⟨
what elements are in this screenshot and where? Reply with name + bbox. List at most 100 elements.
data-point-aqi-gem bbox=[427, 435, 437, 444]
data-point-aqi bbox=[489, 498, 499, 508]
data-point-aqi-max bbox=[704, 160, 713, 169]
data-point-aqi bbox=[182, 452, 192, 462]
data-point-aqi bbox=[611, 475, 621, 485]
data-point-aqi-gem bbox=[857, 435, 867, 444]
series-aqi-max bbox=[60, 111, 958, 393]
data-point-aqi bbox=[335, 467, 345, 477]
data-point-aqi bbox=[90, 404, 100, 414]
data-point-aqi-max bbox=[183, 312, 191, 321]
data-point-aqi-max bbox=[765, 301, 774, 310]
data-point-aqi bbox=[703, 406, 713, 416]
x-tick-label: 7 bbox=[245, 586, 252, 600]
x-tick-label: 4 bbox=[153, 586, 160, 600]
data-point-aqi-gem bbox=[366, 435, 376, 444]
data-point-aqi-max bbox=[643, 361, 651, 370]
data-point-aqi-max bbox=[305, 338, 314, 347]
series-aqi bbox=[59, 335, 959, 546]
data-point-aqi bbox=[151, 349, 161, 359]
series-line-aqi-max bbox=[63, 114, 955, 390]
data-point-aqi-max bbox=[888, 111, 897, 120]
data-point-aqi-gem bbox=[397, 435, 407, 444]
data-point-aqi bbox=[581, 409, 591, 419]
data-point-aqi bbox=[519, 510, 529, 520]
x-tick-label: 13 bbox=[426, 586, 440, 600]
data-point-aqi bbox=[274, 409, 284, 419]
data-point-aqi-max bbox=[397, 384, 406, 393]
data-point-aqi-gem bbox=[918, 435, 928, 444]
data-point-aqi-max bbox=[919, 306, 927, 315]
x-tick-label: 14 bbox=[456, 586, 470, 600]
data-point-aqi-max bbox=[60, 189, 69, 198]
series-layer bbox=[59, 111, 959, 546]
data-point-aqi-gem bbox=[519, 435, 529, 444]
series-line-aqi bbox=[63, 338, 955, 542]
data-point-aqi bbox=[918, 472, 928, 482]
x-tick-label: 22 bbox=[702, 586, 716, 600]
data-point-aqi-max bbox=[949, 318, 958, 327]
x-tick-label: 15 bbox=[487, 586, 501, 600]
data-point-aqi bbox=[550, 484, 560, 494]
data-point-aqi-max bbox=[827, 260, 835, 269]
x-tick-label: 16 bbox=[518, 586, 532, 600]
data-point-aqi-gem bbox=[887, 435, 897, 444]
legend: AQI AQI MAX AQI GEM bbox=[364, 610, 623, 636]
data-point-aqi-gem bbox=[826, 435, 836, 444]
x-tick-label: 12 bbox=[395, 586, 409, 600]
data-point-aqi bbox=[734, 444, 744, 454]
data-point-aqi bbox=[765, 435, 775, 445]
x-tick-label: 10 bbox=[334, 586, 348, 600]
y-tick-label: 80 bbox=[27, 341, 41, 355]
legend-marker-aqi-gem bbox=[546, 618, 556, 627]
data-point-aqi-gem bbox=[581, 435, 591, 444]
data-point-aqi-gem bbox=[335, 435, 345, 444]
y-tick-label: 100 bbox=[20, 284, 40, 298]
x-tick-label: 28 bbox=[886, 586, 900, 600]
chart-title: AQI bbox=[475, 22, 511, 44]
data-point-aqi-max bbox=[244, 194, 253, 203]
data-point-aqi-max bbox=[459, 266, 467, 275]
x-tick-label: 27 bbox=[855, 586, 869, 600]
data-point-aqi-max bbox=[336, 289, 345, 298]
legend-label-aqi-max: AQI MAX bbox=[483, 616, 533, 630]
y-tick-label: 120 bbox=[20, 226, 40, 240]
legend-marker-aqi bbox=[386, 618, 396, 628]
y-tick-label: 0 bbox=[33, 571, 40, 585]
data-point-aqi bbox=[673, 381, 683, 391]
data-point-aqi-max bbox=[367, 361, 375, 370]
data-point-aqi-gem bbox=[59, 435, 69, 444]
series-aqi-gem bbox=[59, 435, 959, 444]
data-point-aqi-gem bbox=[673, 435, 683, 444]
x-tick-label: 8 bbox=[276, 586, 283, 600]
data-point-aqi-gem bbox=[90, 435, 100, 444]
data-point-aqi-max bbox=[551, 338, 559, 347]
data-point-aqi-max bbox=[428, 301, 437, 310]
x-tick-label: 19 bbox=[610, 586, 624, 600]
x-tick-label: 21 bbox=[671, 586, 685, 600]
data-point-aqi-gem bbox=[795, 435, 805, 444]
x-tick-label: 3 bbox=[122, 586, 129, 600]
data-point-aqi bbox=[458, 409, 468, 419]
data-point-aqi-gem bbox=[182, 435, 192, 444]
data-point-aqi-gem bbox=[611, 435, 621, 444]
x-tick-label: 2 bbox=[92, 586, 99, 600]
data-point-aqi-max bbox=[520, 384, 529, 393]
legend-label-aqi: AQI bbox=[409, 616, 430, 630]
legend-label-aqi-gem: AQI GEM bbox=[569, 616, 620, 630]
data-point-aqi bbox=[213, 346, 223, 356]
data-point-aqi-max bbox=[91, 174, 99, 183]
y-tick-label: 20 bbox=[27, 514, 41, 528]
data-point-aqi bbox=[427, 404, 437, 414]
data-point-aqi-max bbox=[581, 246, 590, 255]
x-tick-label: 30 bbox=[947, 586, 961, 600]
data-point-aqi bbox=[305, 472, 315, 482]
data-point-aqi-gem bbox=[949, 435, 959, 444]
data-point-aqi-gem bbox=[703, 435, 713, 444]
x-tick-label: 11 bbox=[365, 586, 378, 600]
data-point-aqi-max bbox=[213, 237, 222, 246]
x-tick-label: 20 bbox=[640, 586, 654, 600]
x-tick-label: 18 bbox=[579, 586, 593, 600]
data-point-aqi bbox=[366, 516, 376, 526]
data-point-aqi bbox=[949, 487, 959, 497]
⟩
▸ **What you need to do**
Can you copy the records above verbatim, from their first line through the line that contains "x-tick-label: 4 bbox=[153, 586, 160, 600]", including both?

▸ **Solution for this exercise**
what elements are in this screenshot and where? Reply with name + bbox. List at most 100 elements.
data-point-aqi-gem bbox=[427, 435, 437, 444]
data-point-aqi bbox=[489, 498, 499, 508]
data-point-aqi-max bbox=[704, 160, 713, 169]
data-point-aqi bbox=[182, 452, 192, 462]
data-point-aqi bbox=[611, 475, 621, 485]
data-point-aqi-gem bbox=[857, 435, 867, 444]
series-aqi-max bbox=[60, 111, 958, 393]
data-point-aqi bbox=[335, 467, 345, 477]
data-point-aqi bbox=[90, 404, 100, 414]
data-point-aqi-max bbox=[183, 312, 191, 321]
data-point-aqi-max bbox=[765, 301, 774, 310]
data-point-aqi bbox=[703, 406, 713, 416]
x-tick-label: 7 bbox=[245, 586, 252, 600]
x-tick-label: 4 bbox=[153, 586, 160, 600]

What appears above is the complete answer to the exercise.